§ **WORK TO DO**:
Below you will find a set of lines. Repeat them all exactly.

§ **MATERIAL SHOWN**:
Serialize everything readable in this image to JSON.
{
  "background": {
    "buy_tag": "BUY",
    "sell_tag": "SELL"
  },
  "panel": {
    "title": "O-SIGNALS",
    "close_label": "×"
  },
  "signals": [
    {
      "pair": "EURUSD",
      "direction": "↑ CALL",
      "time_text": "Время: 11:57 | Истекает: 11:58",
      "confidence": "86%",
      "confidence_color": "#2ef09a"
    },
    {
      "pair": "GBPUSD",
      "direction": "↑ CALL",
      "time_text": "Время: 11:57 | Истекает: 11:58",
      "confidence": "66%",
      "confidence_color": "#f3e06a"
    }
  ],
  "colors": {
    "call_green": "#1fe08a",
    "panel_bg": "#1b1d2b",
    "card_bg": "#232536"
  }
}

§ **REPLY TO THE TASK**:
Serialize everything readable in this image to JSON.
{
  "background": {
    "buy_tag": "BUY",
    "sell_tag": "SELL"
  },
  "panel": {
    "title": "O-SIGNALS",
    "close_label": "×"
  },
  "signals": [
    {
      "pair": "EURUSD",
      "direction": "↑ CALL",
      "time_text": "Время: 11:57 | Истекает: 11:58",
      "confidence": "86%",
      "confidence_color": "#2ef09a"
    },
    {
      "pair": "GBPUSD",
      "direction": "↑ CALL",
      "time_text": "Время: 11:57 | Истекает: 11:58",
      "confidence": "66%",
      "confidence_color": "#f3e06a"
    }
  ],
  "colors": {
    "call_green": "#1fe08a",
    "panel_bg": "#1b1d2b",
    "card_bg": "#232536"
  }
}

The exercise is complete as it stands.